> PROBLEM:
Leave out the pictures and repeat the data exactly.

> THE RECORDS:
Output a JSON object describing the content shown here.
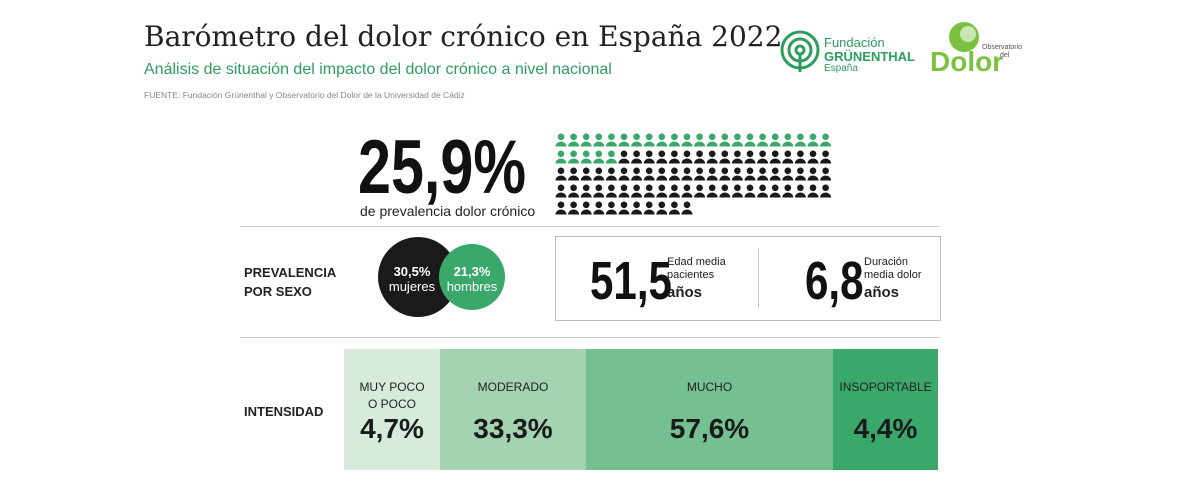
{
  "header": {
    "title": "Barómetro del dolor crónico en España 2022",
    "subtitle": "Análisis de situación del impacto del dolor crónico a nivel nacional",
    "source": "FUENTE: Fundación Grünenthal y Observatorio del Dolor de la Universidad de Cádiz"
  },
  "logos": {
    "grunenthal": [
      "Fundación",
      "GRÜNENTHAL",
      "España"
    ],
    "observatorio": [
      "Observatorio",
      "del",
      "Dolor"
    ]
  },
  "prevalence": {
    "value": "25,9%",
    "label": "de prevalencia dolor crónico"
  },
  "sex": {
    "label": [
      "PREVALENCIA",
      "POR SEXO"
    ],
    "women": {
      "value": "30,5%",
      "label": "mujeres"
    },
    "men": {
      "value": "21,3%",
      "label": "hombres"
    }
  },
  "stats": [
    {
      "value": "51,5",
      "label": [
        "Edad media",
        "pacientes"
      ],
      "unit": "años"
    },
    {
      "value": "6,8",
      "label": [
        "Duración",
        "media dolor"
      ],
      "unit": "años"
    }
  ],
  "intensity": {
    "label": "INTENSIDAD",
    "segments": [
      {
        "label": [
          "MUY POCO",
          "O POCO"
        ],
        "value": "4,7%"
      },
      {
        "label": [
          "MODERADO"
        ],
        "value": "33,3%"
      },
      {
        "label": [
          "MUCHO"
        ],
        "value": "57,6%"
      },
      {
        "label": [
          "INSOPORTABLE"
        ],
        "value": "4,4%"
      }
    ]
  }
}
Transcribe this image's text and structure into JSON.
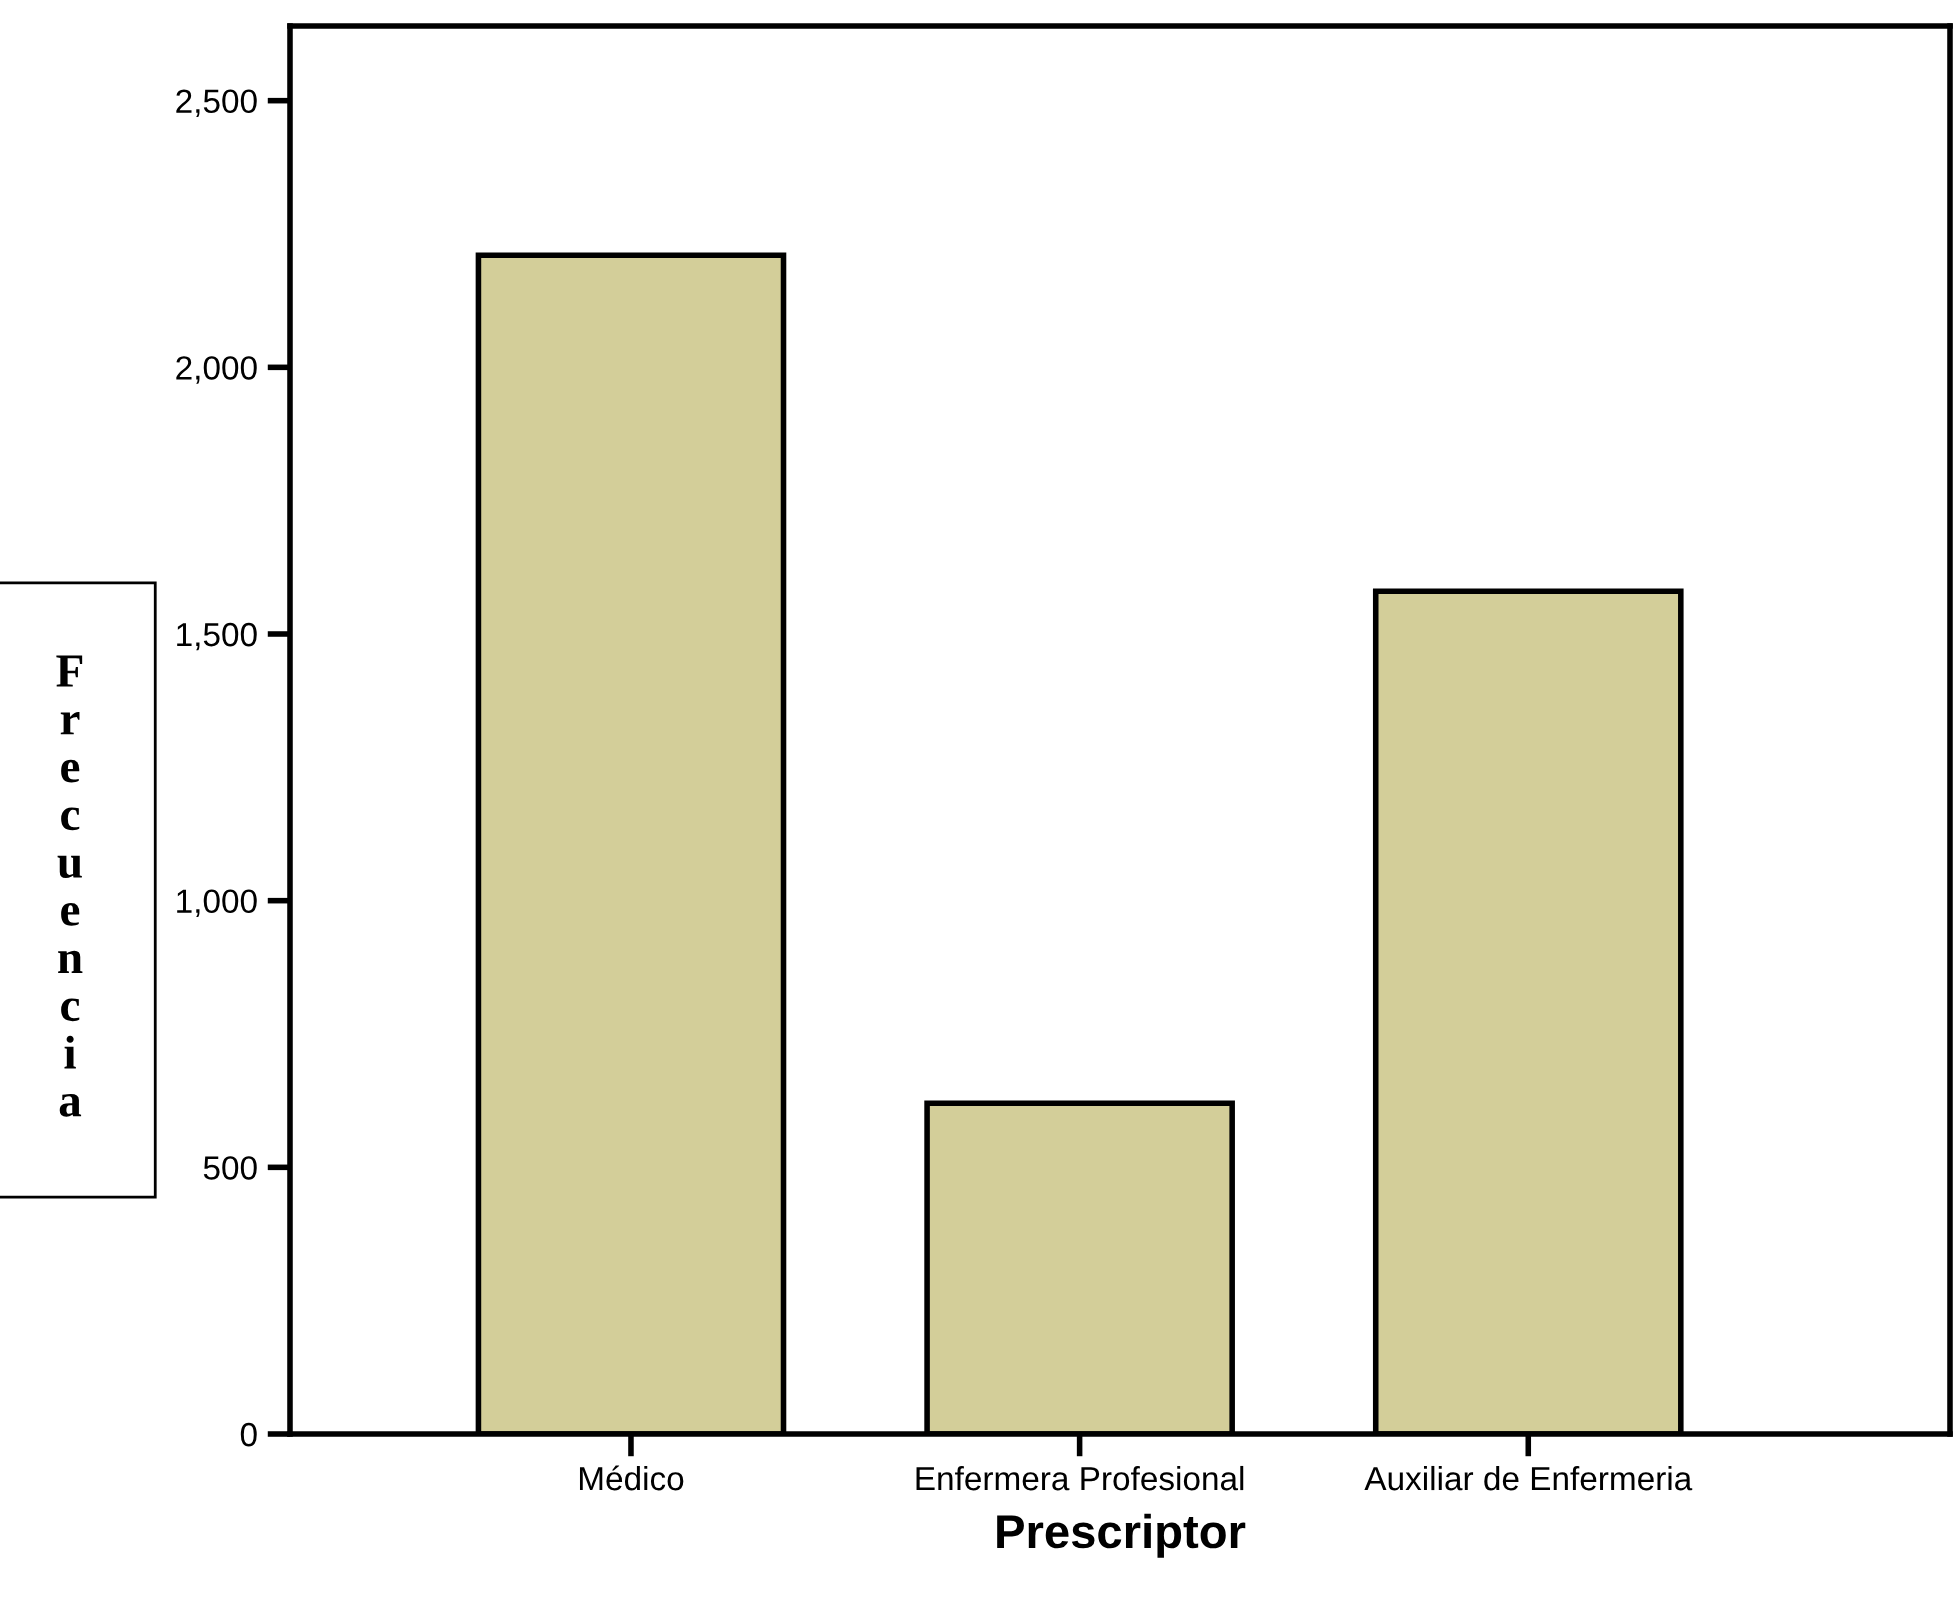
{
  "chart_data": {
    "type": "bar",
    "xlabel": "Prescriptor",
    "ylabel": "Frecuencia",
    "categories": [
      "Médico",
      "Enfermera Profesional",
      "Auxiliar de Enfermeria"
    ],
    "values": [
      2210,
      620,
      1580
    ],
    "color": "#d3ce99",
    "ylim": [
      0,
      2640
    ],
    "yticks": [
      {
        "value": 0,
        "label": "0"
      },
      {
        "value": 500,
        "label": "500"
      },
      {
        "value": 1000,
        "label": "1,000"
      },
      {
        "value": 1500,
        "label": "1,500"
      },
      {
        "value": 2000,
        "label": "2,000"
      },
      {
        "value": 2500,
        "label": "2,500"
      }
    ],
    "grid": false,
    "legend": false
  }
}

> SOLUTION:
Output a JSON object describing the content shown here.
{
  "header": {
    "title": "Barómetro del dolor crónico en España 2022",
    "subtitle": "Análisis de situación del impacto del dolor crónico a nivel nacional",
    "source": "FUENTE: Fundación Grünenthal y Observatorio del Dolor de la Universidad de Cádiz"
  },
  "logos": {
    "grunenthal": [
      "Fundación",
      "GRÜNENTHAL",
      "España"
    ],
    "observatorio": [
      "Observatorio",
      "del",
      "Dolor"
    ]
  },
  "prevalence": {
    "value": "25,9%",
    "label": "de prevalencia dolor crónico"
  },
  "sex": {
    "label": [
      "PREVALENCIA",
      "POR SEXO"
    ],
    "women": {
      "value": "30,5%",
      "label": "mujeres"
    },
    "men": {
      "value": "21,3%",
      "label": "hombres"
    }
  },
  "stats": [
    {
      "value": "51,5",
      "label": [
        "Edad media",
        "pacientes"
      ],
      "unit": "años"
    },
    {
      "value": "6,8",
      "label": [
        "Duración",
        "media dolor"
      ],
      "unit": "años"
    }
  ],
  "intensity": {
    "label": "INTENSIDAD",
    "segments": [
      {
        "label": [
          "MUY POCO",
          "O POCO"
        ],
        "value": "4,7%"
      },
      {
        "label": [
          "MODERADO"
        ],
        "value": "33,3%"
      },
      {
        "label": [
          "MUCHO"
        ],
        "value": "57,6%"
      },
      {
        "label": [
          "INSOPORTABLE"
        ],
        "value": "4,4%"
      }
    ]
  }
}
Transcribe this image's text and structure into JSON.
{
  "chart_data": {
    "type": "bar",
    "xlabel": "Prescriptor",
    "ylabel": "Frecuencia",
    "categories": [
      "Médico",
      "Enfermera Profesional",
      "Auxiliar de Enfermeria"
    ],
    "values": [
      2210,
      620,
      1580
    ],
    "color": "#d3ce99",
    "ylim": [
      0,
      2640
    ],
    "yticks": [
      {
        "value": 0,
        "label": "0"
      },
      {
        "value": 500,
        "label": "500"
      },
      {
        "value": 1000,
        "label": "1,000"
      },
      {
        "value": 1500,
        "label": "1,500"
      },
      {
        "value": 2000,
        "label": "2,000"
      },
      {
        "value": 2500,
        "label": "2,500"
      }
    ],
    "grid": false,
    "legend": false
  }
}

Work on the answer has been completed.